**Work to do:** All of the data should be repeated exactly; pictures are not part of the copy.

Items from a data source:
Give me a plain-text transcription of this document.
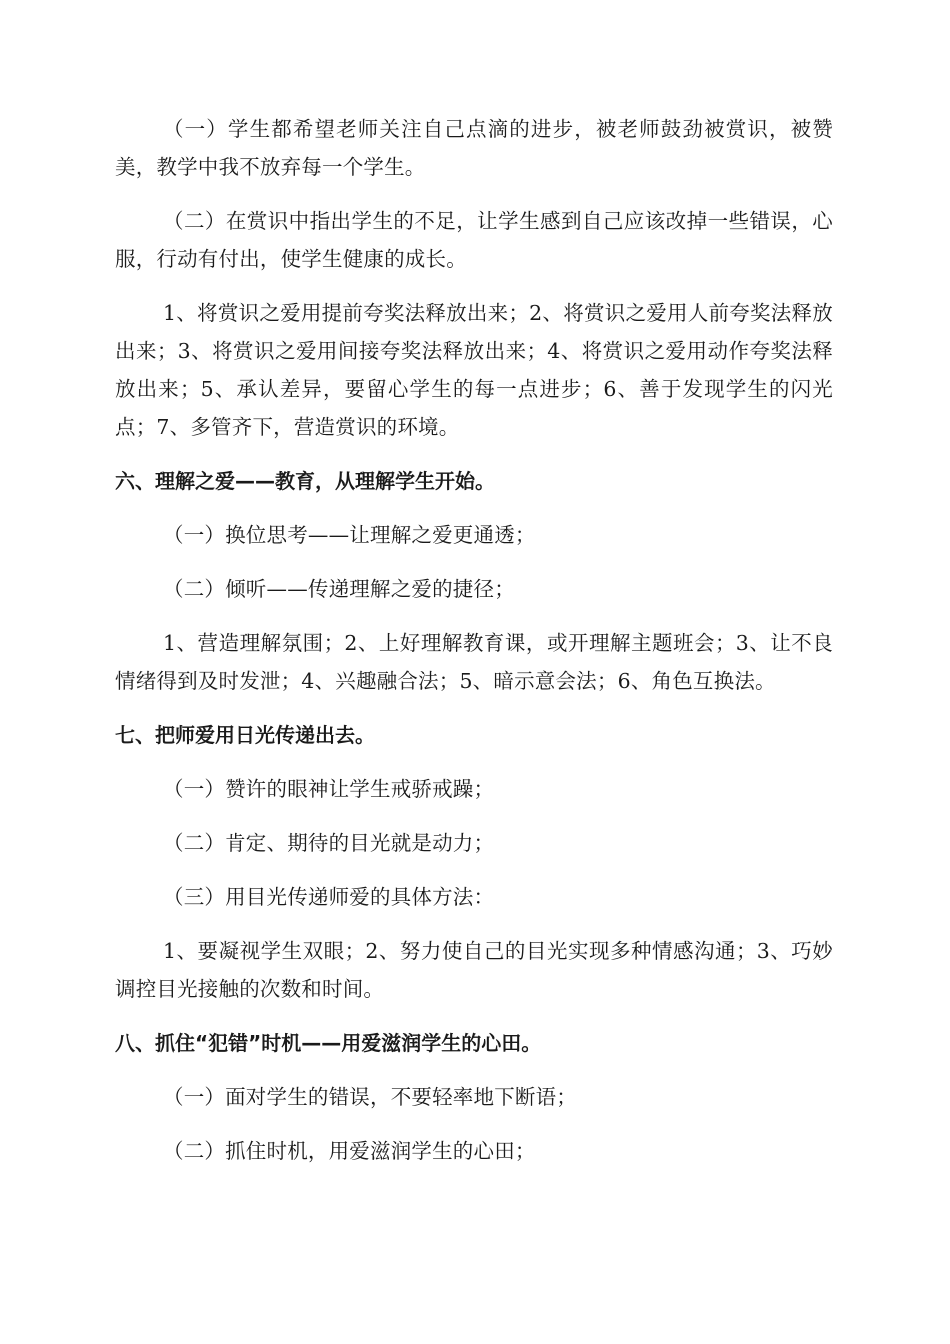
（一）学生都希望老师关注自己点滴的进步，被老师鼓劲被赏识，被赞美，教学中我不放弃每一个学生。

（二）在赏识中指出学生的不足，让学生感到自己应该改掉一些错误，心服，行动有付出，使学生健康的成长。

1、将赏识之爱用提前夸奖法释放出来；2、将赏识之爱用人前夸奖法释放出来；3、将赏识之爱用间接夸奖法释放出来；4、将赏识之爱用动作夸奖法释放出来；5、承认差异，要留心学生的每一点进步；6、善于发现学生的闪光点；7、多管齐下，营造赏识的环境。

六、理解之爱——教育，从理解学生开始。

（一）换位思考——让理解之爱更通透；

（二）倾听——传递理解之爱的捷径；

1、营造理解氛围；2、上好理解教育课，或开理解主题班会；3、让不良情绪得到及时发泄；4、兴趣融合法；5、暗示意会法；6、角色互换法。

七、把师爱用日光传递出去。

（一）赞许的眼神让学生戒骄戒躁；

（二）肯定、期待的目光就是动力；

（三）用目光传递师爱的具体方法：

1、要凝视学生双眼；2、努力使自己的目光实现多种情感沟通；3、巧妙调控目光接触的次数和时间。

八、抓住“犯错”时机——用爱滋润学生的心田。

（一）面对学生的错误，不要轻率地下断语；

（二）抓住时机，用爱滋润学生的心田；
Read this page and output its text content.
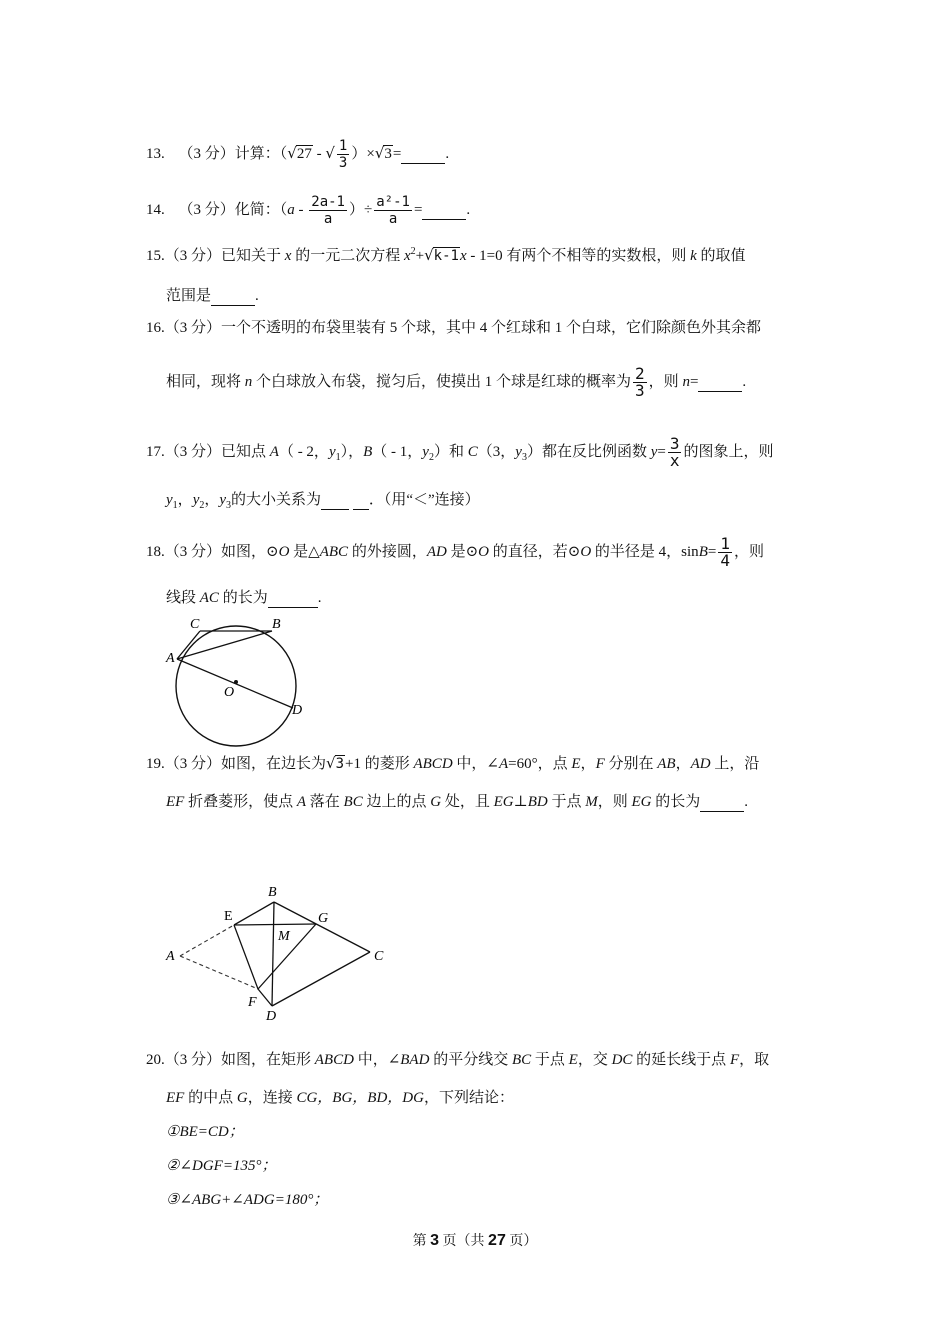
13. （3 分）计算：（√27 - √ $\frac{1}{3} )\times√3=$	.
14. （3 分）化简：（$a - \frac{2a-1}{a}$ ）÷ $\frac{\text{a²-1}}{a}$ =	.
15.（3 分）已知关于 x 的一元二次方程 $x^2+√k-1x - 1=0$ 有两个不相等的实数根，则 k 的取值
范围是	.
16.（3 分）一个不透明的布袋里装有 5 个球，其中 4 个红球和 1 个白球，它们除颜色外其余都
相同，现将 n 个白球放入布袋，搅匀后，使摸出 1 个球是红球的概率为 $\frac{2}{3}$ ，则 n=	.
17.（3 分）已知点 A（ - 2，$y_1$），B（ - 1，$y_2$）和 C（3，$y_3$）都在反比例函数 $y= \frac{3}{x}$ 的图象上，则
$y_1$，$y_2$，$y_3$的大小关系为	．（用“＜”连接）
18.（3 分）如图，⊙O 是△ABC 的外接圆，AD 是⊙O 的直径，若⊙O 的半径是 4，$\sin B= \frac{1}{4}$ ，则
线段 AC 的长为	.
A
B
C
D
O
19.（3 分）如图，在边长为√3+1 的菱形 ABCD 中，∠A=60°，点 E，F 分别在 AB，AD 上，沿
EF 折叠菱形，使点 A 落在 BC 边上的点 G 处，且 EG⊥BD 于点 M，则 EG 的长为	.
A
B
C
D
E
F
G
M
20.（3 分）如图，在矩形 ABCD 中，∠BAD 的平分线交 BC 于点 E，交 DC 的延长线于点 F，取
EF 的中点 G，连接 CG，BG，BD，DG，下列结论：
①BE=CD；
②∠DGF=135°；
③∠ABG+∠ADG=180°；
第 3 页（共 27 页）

**Exercise result:**
Give me a plain-text transcription of this document.
（一）学生都希望老师关注自己点滴的进步，被老师鼓劲被赏识，被赞美，教学中我不放弃每一个学生。

（二）在赏识中指出学生的不足，让学生感到自己应该改掉一些错误，心服，行动有付出，使学生健康的成长。

1、将赏识之爱用提前夸奖法释放出来；2、将赏识之爱用人前夸奖法释放出来；3、将赏识之爱用间接夸奖法释放出来；4、将赏识之爱用动作夸奖法释放出来；5、承认差异，要留心学生的每一点进步；6、善于发现学生的闪光点；7、多管齐下，营造赏识的环境。

六、理解之爱——教育，从理解学生开始。

（一）换位思考——让理解之爱更通透；

（二）倾听——传递理解之爱的捷径；

1、营造理解氛围；2、上好理解教育课，或开理解主题班会；3、让不良情绪得到及时发泄；4、兴趣融合法；5、暗示意会法；6、角色互换法。

七、把师爱用日光传递出去。

（一）赞许的眼神让学生戒骄戒躁；

（二）肯定、期待的目光就是动力；

（三）用目光传递师爱的具体方法：

1、要凝视学生双眼；2、努力使自己的目光实现多种情感沟通；3、巧妙调控目光接触的次数和时间。

八、抓住“犯错”时机——用爱滋润学生的心田。

（一）面对学生的错误，不要轻率地下断语；

（二）抓住时机，用爱滋润学生的心田；
Read this page and output its text content.
13. （3 分）计算：（√27 - √ $\frac{1}{3} )\times√3=$	.
14. （3 分）化简：（$a - \frac{2a-1}{a}$ ）÷ $\frac{\text{a²-1}}{a}$ =	.
15.（3 分）已知关于 x 的一元二次方程 $x^2+√k-1x - 1=0$ 有两个不相等的实数根，则 k 的取值
范围是	.
16.（3 分）一个不透明的布袋里装有 5 个球，其中 4 个红球和 1 个白球，它们除颜色外其余都
相同，现将 n 个白球放入布袋，搅匀后，使摸出 1 个球是红球的概率为 $\frac{2}{3}$ ，则 n=	.
17.（3 分）已知点 A（ - 2，$y_1$），B（ - 1，$y_2$）和 C（3，$y_3$）都在反比例函数 $y= \frac{3}{x}$ 的图象上，则
$y_1$，$y_2$，$y_3$的大小关系为	．（用“＜”连接）
18.（3 分）如图，⊙O 是△ABC 的外接圆，AD 是⊙O 的直径，若⊙O 的半径是 4，$\sin B= \frac{1}{4}$ ，则
线段 AC 的长为	.
A
B
C
D
O
19.（3 分）如图，在边长为√3+1 的菱形 ABCD 中，∠A=60°，点 E，F 分别在 AB，AD 上，沿
EF 折叠菱形，使点 A 落在 BC 边上的点 G 处，且 EG⊥BD 于点 M，则 EG 的长为	.
A
B
C
D
E
F
G
M
20.（3 分）如图，在矩形 ABCD 中，∠BAD 的平分线交 BC 于点 E，交 DC 的延长线于点 F，取
EF 的中点 G，连接 CG，BG，BD，DG，下列结论：
①BE=CD；
②∠DGF=135°；
③∠ABG+∠ADG=180°；
第 3 页（共 27 页）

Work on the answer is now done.